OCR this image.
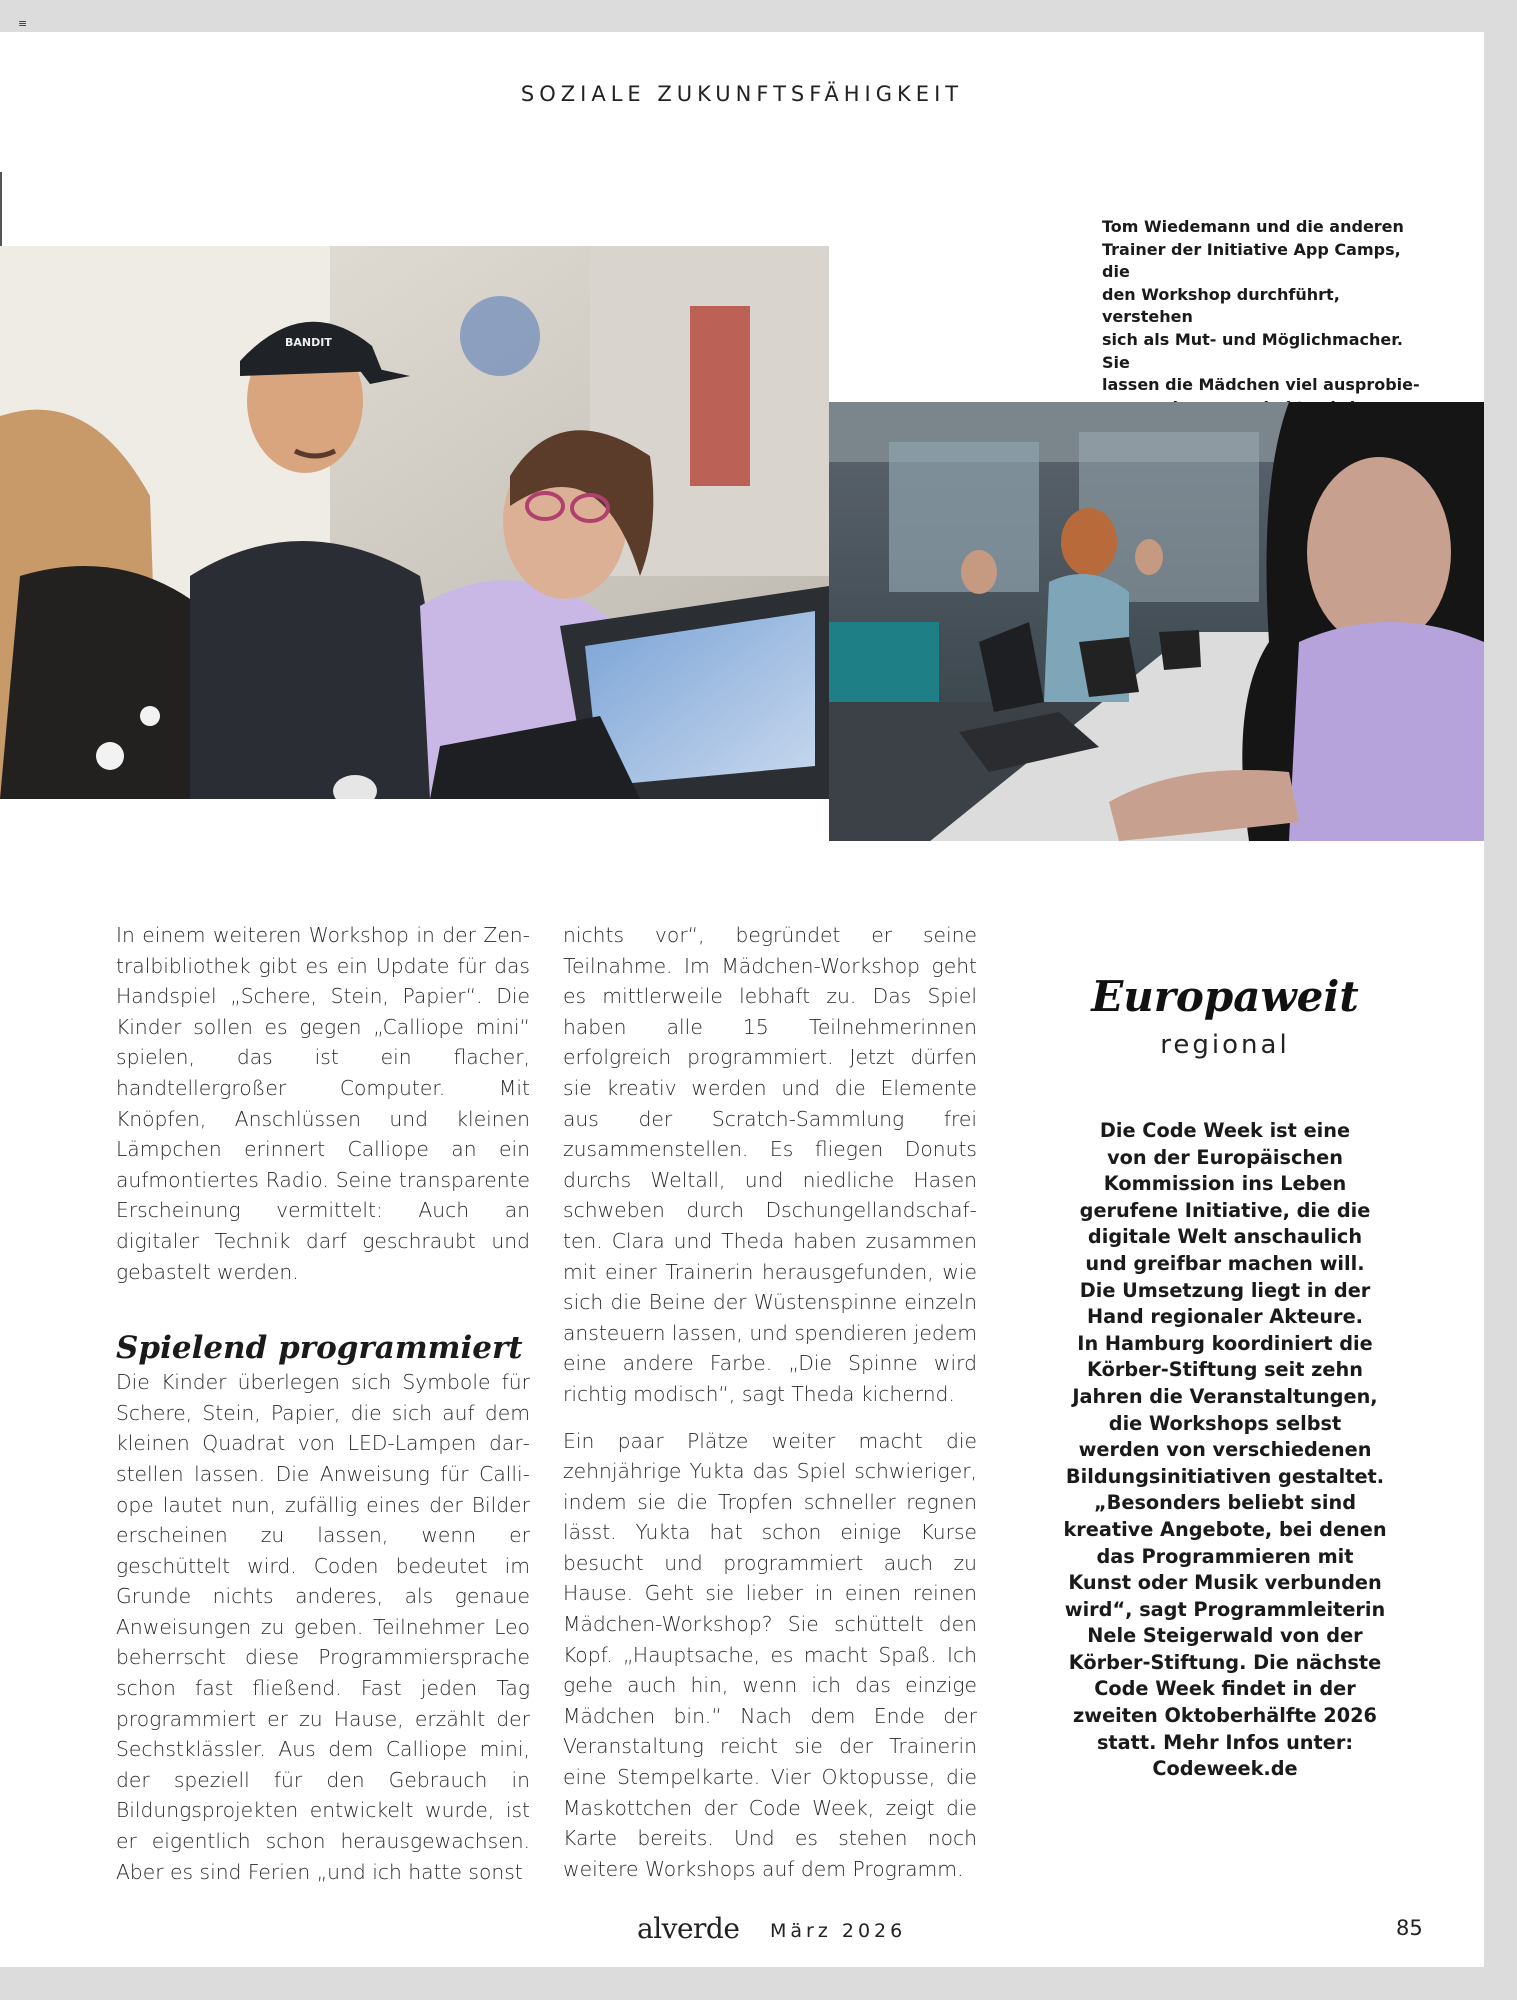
≡
SOZIALE ZUKUNFTSFÄHIGKEIT
Tom Wiedemann und die anderen
Trainer der Initiative App Camps, die
den Workshop durchführt, verstehen
sich als Mut- und Möglichmacher. Sie
lassen die Mädchen viel ausprobie-
BANDIT

In einem weiteren Workshop in der Zentralbibliothek gibt es ein Update für das Handspiel „Schere, Stein, Papier“. Die Kinder sollen es gegen „Calliope mini“ spielen, das ist ein flacher, handtellergroßer Computer. Mit Knöpfen, Anschlüssen und kleinen Lämpchen erinnert Calliope an ein aufmontiertes Radio. Seine transparente Erscheinung vermittelt: Auch an digitaler Technik darf geschraubt und gebastelt werden.

Spielend programmiert

Die Kinder überlegen sich Symbole für Schere, Stein, Papier, die sich auf dem kleinen Quadrat von LED-Lampen darstellen lassen. Die Anweisung für Calliope lautet nun, zufällig eines der Bilder erscheinen zu lassen, wenn er geschüttelt wird. Coden bedeutet im Grunde nichts anderes, als genaue Anweisungen zu geben. Teilnehmer Leo beherrscht diese Programmiersprache schon fast fließend. Fast jeden Tag programmiert er zu Hause, erzählt der Sechstklässler. Aus dem Calliope mini, der speziell für den Gebrauch in Bildungsprojekten entwickelt wurde, ist er eigentlich schon herausgewachsen. Aber es sind Ferien „und ich hatte sonst

nichts vor“, begründet er seine Teilnahme. Im Mädchen-Workshop geht es mittlerweile lebhaft zu. Das Spiel haben alle 15 Teilnehmerinnen erfolgreich programmiert. Jetzt dürfen sie kreativ werden und die Elemente aus der Scratch-Sammlung frei zusammenstellen. Es fliegen Donuts durchs Weltall, und niedliche Hasen schweben durch Dschungellandschaften. Clara und Theda haben zusammen mit einer Trainerin herausgefunden, wie sich die Beine der Wüstenspinne einzeln ansteuern lassen, und spendieren jedem eine andere Farbe. „Die Spinne wird richtig modisch“, sagt Theda kichernd.

Ein paar Plätze weiter macht die zehnjährige Yukta das Spiel schwieriger, indem sie die Tropfen schneller regnen lässt. Yukta hat schon einige Kurse besucht und programmiert auch zu Hause. Geht sie lieber in einen reinen Mädchen-Workshop? Sie schüttelt den Kopf. „Hauptsache, es macht Spaß. Ich gehe auch hin, wenn ich das einzige Mädchen bin.“ Nach dem Ende der Veranstaltung reicht sie der Trainerin eine Stempelkarte. Vier Oktopusse, die Maskottchen der Code Week, zeigt die Karte bereits. Und es stehen noch weitere Workshops auf dem Programm.

Europaweit
regional
Die Code Week ist eine
von der Europäischen
Kommission ins Leben
gerufene Initiative, die die
digitale Welt anschaulich
und greifbar machen will.
Die Umsetzung liegt in der
Hand regionaler Akteure.
In Hamburg koordiniert die
Körber-Stiftung seit zehn
Jahren die Veranstaltungen,
die Workshops selbst
werden von verschiedenen
Bildungsinitiativen gestaltet.
„Besonders beliebt sind
kreative Angebote, bei denen
das Programmieren mit
Kunst oder Musik verbunden
wird“, sagt Programmleiterin
Nele Steigerwald von der
Körber-Stiftung. Die nächste
Code Week findet in der
zweiten Oktoberhälfte 2026
statt. Mehr Infos unter:
Codeweek.de
alverde März 2026	85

▶ [Set problem]:
Copy out each line exactly, without the pictures.

▶ [Complete response]:
OCR this image.
≡
SOZIALE ZUKUNFTSFÄHIGKEIT
Tom Wiedemann und die anderen
Trainer der Initiative App Camps, die
den Workshop durchführt, verstehen
sich als Mut- und Möglichmacher. Sie
lassen die Mädchen viel ausprobie-
BANDIT

In einem weiteren Workshop in der Zentralbibliothek gibt es ein Update für das Handspiel „Schere, Stein, Papier“. Die Kinder sollen es gegen „Calliope mini“ spielen, das ist ein flacher, handtellergroßer Computer. Mit Knöpfen, Anschlüssen und kleinen Lämpchen erinnert Calliope an ein aufmontiertes Radio. Seine transparente Erscheinung vermittelt: Auch an digitaler Technik darf geschraubt und gebastelt werden.

Spielend programmiert

Die Kinder überlegen sich Symbole für Schere, Stein, Papier, die sich auf dem kleinen Quadrat von LED-Lampen darstellen lassen. Die Anweisung für Calliope lautet nun, zufällig eines der Bilder erscheinen zu lassen, wenn er geschüttelt wird. Coden bedeutet im Grunde nichts anderes, als genaue Anweisungen zu geben. Teilnehmer Leo beherrscht diese Programmiersprache schon fast fließend. Fast jeden Tag programmiert er zu Hause, erzählt der Sechstklässler. Aus dem Calliope mini, der speziell für den Gebrauch in Bildungsprojekten entwickelt wurde, ist er eigentlich schon herausgewachsen. Aber es sind Ferien „und ich hatte sonst

nichts vor“, begründet er seine Teilnahme. Im Mädchen-Workshop geht es mittlerweile lebhaft zu. Das Spiel haben alle 15 Teilnehmerinnen erfolgreich programmiert. Jetzt dürfen sie kreativ werden und die Elemente aus der Scratch-Sammlung frei zusammenstellen. Es fliegen Donuts durchs Weltall, und niedliche Hasen schweben durch Dschungellandschaften. Clara und Theda haben zusammen mit einer Trainerin herausgefunden, wie sich die Beine der Wüstenspinne einzeln ansteuern lassen, und spendieren jedem eine andere Farbe. „Die Spinne wird richtig modisch“, sagt Theda kichernd.

Ein paar Plätze weiter macht die zehnjährige Yukta das Spiel schwieriger, indem sie die Tropfen schneller regnen lässt. Yukta hat schon einige Kurse besucht und programmiert auch zu Hause. Geht sie lieber in einen reinen Mädchen-Workshop? Sie schüttelt den Kopf. „Hauptsache, es macht Spaß. Ich gehe auch hin, wenn ich das einzige Mädchen bin.“ Nach dem Ende der Veranstaltung reicht sie der Trainerin eine Stempelkarte. Vier Oktopusse, die Maskottchen der Code Week, zeigt die Karte bereits. Und es stehen noch weitere Workshops auf dem Programm.

Europaweit
regional
Die Code Week ist eine
von der Europäischen
Kommission ins Leben
gerufene Initiative, die die
digitale Welt anschaulich
und greifbar machen will.
Die Umsetzung liegt in der
Hand regionaler Akteure.
In Hamburg koordiniert die
Körber-Stiftung seit zehn
Jahren die Veranstaltungen,
die Workshops selbst
werden von verschiedenen
Bildungsinitiativen gestaltet.
„Besonders beliebt sind
kreative Angebote, bei denen
das Programmieren mit
Kunst oder Musik verbunden
wird“, sagt Programmleiterin
Nele Steigerwald von der
Körber-Stiftung. Die nächste
Code Week findet in der
zweiten Oktoberhälfte 2026
statt. Mehr Infos unter:
Codeweek.de
alverde März 2026	85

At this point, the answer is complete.